◆ THE PROBLEM
Locate the lines that hold the string "Shopping". Copy every such line.

Lines of data
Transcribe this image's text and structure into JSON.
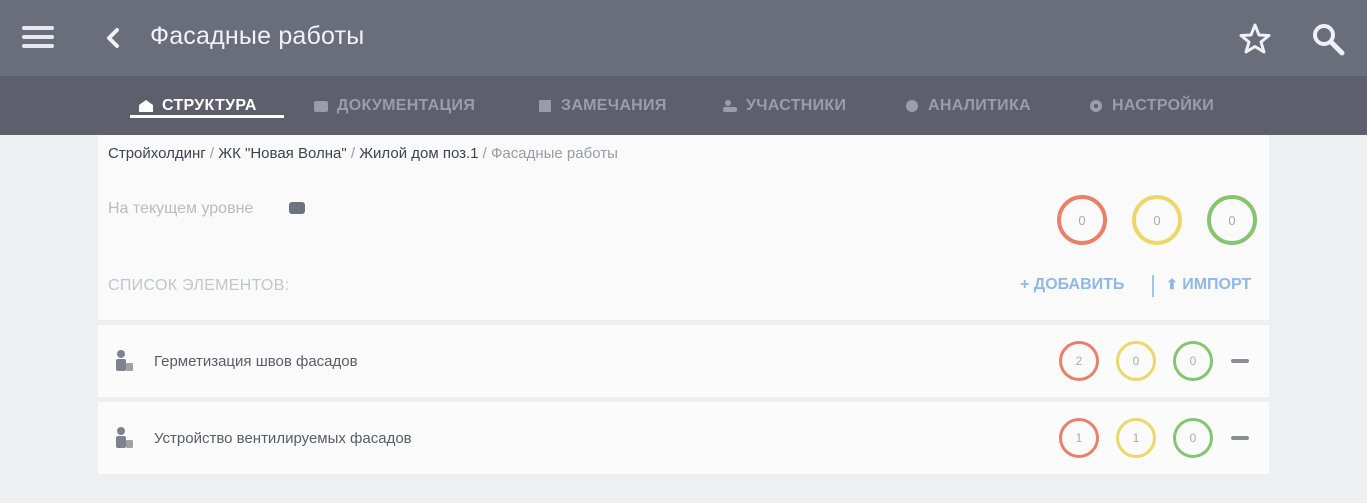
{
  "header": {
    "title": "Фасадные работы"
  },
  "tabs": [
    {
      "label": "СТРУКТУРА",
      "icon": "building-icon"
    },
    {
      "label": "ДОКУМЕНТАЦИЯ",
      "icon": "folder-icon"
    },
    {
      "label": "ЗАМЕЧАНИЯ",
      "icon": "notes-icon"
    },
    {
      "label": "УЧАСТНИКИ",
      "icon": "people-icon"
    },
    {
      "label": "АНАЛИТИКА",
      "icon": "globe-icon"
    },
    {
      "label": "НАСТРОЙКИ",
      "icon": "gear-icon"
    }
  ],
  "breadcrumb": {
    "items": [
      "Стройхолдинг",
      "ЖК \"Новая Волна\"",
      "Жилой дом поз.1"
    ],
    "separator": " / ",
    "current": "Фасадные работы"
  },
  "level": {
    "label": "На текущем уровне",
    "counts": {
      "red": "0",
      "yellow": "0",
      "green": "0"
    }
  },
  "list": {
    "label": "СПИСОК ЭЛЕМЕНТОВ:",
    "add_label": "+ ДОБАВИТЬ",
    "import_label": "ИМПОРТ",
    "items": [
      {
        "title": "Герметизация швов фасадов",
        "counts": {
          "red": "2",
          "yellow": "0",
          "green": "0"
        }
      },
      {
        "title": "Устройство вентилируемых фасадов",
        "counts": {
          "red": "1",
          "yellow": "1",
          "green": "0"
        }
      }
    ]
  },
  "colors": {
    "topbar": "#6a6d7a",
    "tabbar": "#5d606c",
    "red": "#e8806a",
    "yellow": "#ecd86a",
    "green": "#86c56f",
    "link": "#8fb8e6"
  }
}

* * *

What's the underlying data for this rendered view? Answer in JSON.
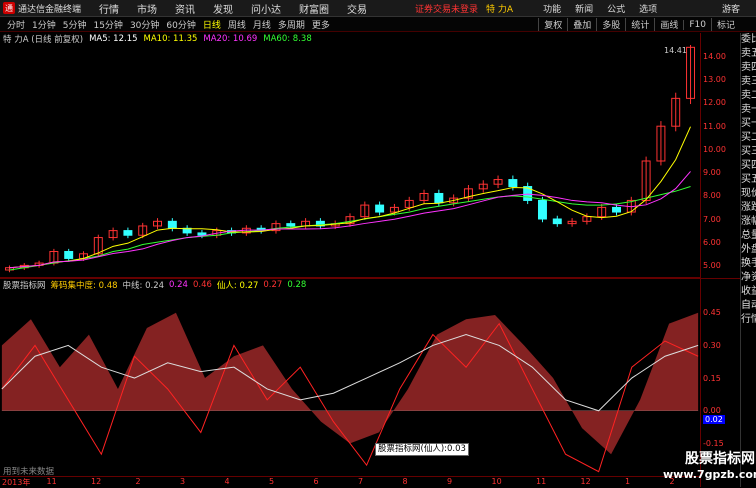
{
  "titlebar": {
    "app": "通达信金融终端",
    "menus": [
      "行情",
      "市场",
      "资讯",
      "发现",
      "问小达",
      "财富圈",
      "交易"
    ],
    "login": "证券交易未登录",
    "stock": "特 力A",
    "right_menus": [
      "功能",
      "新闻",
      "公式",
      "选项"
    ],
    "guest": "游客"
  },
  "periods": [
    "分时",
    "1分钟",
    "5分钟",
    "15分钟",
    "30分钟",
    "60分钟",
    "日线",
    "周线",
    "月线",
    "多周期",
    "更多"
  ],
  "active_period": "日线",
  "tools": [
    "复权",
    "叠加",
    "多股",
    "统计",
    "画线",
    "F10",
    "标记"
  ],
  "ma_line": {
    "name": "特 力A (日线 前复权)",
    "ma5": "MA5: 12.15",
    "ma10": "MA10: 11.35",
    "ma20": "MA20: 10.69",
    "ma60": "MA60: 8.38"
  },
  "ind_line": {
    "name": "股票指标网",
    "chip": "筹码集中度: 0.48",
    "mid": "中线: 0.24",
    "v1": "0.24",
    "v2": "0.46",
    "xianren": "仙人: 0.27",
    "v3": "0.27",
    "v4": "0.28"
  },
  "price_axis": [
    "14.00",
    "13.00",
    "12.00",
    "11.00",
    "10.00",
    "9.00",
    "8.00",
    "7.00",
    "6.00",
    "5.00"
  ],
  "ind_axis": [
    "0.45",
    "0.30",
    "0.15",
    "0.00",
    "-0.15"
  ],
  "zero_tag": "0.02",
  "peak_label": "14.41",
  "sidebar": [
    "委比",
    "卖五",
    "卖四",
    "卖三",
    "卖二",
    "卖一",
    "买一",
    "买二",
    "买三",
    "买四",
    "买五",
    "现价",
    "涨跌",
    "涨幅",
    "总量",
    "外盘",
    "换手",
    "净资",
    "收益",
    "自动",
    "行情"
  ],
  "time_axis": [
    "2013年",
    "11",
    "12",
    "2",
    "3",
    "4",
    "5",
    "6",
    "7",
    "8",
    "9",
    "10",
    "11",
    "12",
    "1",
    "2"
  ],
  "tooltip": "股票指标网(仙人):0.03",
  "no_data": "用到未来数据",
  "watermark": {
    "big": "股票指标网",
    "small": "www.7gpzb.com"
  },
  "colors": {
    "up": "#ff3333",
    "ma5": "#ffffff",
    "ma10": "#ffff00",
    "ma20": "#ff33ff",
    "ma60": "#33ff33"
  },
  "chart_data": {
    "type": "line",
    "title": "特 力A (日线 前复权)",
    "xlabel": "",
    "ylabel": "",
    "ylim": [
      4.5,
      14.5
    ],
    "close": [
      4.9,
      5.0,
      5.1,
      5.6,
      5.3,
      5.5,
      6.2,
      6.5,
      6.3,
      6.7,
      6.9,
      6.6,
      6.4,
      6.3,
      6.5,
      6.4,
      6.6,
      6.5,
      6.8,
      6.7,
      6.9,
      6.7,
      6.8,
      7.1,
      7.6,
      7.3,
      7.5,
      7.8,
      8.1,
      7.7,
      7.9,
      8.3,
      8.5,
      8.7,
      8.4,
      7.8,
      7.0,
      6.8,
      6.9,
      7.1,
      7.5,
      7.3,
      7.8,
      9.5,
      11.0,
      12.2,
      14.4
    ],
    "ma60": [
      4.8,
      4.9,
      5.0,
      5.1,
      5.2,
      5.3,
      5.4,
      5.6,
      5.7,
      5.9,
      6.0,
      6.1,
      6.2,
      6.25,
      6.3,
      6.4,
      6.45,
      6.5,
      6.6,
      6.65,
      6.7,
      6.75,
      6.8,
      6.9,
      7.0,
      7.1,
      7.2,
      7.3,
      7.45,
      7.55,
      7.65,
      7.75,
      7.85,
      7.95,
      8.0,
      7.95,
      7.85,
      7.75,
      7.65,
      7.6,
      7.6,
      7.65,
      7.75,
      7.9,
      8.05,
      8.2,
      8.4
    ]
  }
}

==

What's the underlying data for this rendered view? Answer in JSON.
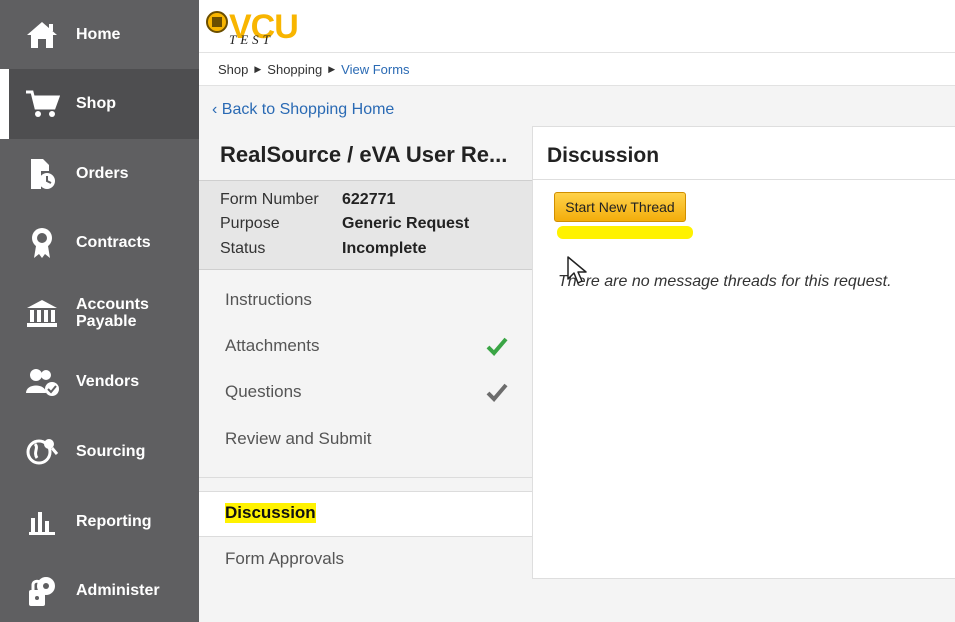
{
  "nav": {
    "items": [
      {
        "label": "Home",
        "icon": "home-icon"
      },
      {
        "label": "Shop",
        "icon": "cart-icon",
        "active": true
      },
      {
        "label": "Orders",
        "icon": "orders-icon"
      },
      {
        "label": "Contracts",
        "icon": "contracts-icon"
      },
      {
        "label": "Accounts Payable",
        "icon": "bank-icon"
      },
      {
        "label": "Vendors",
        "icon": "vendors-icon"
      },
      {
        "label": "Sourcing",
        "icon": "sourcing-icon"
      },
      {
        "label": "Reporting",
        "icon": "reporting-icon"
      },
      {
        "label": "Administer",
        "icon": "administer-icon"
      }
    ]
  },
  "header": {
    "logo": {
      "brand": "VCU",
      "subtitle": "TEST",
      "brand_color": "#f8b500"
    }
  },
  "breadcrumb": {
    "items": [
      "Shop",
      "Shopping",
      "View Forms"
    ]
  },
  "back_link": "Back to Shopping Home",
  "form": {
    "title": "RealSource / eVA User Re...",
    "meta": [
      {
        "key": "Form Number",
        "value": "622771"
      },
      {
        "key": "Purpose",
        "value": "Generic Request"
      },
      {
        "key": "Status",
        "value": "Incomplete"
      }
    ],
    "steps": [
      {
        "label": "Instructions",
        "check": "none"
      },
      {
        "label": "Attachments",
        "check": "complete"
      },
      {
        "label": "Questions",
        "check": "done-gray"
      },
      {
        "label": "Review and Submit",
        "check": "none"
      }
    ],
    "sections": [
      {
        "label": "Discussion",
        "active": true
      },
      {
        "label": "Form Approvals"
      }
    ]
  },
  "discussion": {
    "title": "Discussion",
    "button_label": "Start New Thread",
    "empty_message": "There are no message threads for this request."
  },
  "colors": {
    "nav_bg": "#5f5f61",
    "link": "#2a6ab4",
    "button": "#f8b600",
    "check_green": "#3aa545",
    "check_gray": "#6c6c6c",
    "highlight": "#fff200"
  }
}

◆ SOLUTION TO THIS EXERCISE
      "Shopping",
  "back_link": "Back to Shopping Home",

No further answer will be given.